## [Task details]
Identify each line containing the word "JSON" and copy it.
•••••
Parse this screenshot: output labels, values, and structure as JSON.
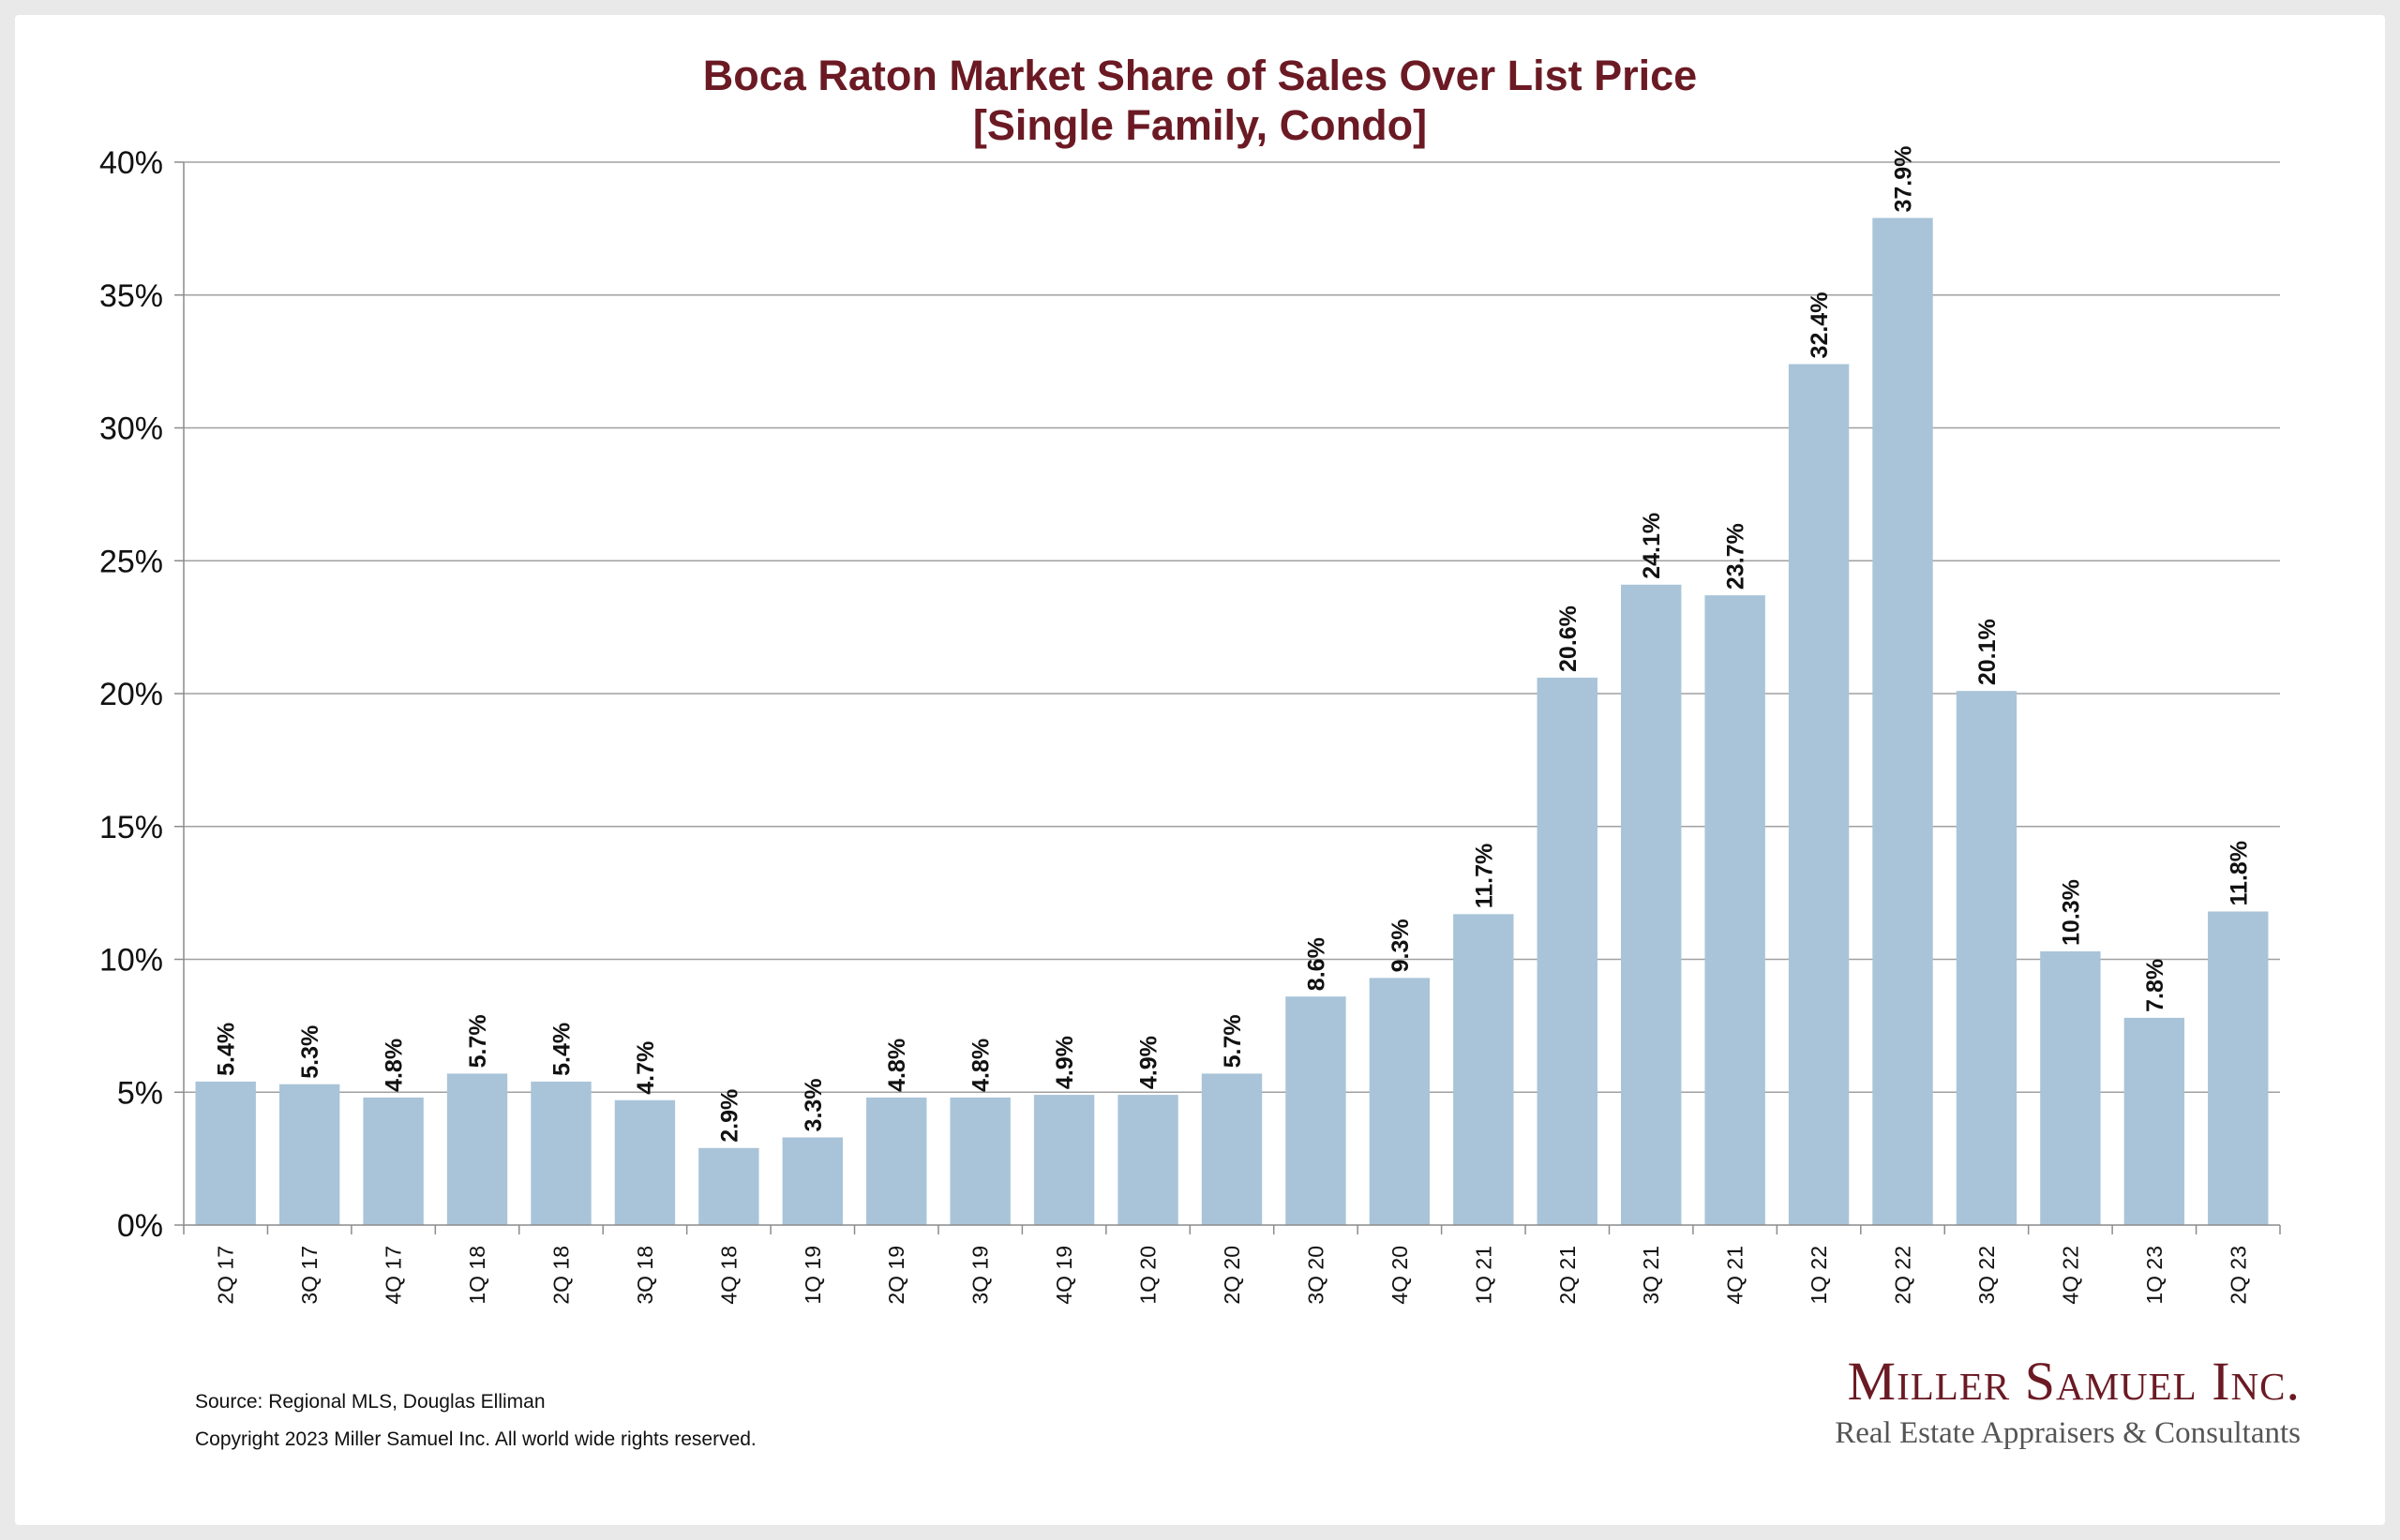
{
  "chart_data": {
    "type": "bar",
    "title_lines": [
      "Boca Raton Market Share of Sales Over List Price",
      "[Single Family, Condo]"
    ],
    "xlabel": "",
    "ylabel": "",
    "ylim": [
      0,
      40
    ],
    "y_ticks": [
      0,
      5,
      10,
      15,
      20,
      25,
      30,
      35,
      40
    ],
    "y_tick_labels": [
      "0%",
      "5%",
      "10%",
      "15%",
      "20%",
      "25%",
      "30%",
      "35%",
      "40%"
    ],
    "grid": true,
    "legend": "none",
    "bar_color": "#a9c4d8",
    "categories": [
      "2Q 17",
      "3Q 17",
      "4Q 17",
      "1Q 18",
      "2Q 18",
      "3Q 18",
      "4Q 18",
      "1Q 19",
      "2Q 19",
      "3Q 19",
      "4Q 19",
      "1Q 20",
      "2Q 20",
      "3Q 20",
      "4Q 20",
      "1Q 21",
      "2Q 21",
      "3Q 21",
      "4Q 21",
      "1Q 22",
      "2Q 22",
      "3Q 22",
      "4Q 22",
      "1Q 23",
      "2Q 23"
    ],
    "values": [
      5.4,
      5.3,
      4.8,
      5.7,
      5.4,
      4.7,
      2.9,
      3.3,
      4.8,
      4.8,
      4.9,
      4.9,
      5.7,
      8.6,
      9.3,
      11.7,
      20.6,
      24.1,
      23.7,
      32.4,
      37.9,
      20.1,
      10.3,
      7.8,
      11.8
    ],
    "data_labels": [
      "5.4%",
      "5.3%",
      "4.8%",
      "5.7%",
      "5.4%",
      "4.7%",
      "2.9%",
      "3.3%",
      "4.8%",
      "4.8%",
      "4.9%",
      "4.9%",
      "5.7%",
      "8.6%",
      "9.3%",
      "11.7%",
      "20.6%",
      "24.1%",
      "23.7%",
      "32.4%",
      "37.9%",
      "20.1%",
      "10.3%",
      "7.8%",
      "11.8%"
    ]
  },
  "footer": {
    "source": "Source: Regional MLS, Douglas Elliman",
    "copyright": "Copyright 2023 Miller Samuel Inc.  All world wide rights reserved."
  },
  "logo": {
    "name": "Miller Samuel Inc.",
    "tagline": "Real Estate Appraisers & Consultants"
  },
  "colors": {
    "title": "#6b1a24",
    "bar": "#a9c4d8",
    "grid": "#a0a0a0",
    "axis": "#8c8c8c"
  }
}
•••••
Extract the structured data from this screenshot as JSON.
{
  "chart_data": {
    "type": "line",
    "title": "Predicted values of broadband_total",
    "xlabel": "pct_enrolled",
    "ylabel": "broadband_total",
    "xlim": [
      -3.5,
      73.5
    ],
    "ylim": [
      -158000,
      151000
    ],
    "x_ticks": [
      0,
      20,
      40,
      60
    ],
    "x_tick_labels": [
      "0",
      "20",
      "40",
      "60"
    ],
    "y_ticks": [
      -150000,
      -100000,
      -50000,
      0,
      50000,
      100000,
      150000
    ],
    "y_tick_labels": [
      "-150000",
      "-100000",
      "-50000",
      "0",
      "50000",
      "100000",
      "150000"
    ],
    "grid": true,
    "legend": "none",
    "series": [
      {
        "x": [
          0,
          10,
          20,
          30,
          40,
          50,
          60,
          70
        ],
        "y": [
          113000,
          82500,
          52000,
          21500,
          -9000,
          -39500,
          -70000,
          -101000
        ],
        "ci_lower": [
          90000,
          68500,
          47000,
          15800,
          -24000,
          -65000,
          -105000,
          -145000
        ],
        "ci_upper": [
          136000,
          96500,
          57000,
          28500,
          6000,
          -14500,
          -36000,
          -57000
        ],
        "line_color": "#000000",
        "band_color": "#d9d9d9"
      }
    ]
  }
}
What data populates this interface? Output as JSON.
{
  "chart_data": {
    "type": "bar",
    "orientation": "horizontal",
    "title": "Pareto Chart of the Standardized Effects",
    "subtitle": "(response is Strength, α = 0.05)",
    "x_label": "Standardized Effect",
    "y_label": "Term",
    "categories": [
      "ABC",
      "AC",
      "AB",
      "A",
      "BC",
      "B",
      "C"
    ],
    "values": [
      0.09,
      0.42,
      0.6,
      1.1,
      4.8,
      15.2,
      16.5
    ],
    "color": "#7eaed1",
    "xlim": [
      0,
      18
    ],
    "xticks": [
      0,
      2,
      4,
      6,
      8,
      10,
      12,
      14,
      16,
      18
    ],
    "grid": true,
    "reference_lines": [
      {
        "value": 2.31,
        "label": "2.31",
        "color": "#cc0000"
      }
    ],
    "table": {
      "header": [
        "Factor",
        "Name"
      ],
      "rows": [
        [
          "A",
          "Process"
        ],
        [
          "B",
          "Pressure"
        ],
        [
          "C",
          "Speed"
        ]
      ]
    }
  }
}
•••••
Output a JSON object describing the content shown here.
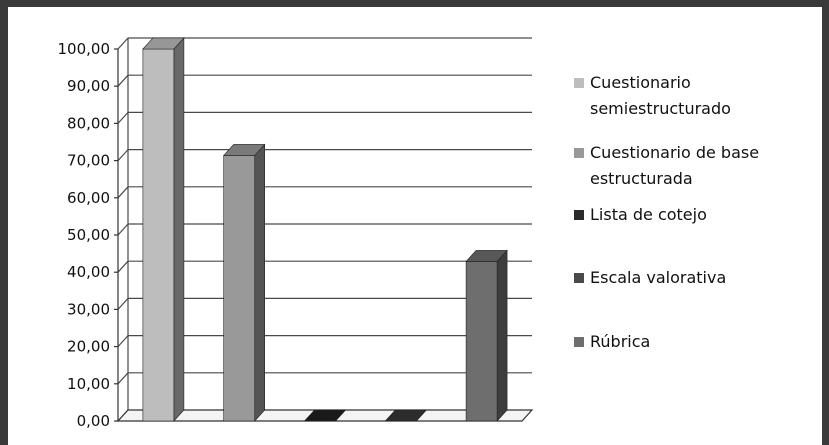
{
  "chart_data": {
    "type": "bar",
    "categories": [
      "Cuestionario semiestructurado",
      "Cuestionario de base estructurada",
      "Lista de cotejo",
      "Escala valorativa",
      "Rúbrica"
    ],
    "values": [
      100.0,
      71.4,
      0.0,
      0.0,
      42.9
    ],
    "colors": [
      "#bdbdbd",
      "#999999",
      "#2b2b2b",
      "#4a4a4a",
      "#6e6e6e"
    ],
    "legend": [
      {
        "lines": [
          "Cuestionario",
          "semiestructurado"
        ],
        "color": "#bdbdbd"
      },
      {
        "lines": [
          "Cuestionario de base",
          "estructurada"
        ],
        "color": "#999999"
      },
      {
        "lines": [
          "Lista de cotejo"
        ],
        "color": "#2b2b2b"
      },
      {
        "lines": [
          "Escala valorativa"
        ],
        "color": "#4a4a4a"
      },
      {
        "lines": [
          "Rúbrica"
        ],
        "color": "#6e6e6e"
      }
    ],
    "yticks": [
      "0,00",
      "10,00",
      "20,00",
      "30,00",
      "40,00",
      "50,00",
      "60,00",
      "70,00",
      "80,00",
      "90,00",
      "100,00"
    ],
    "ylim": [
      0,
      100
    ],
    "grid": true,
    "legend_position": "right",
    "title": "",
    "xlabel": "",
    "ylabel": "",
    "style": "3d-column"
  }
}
•••••
## [Response to the task]
Parse this screenshot: output labels, values, and structure as JSON.
Extract the structured data from this screenshot as JSON.
What data populates this interface? Output as JSON.
Output a JSON object describing the content shown here.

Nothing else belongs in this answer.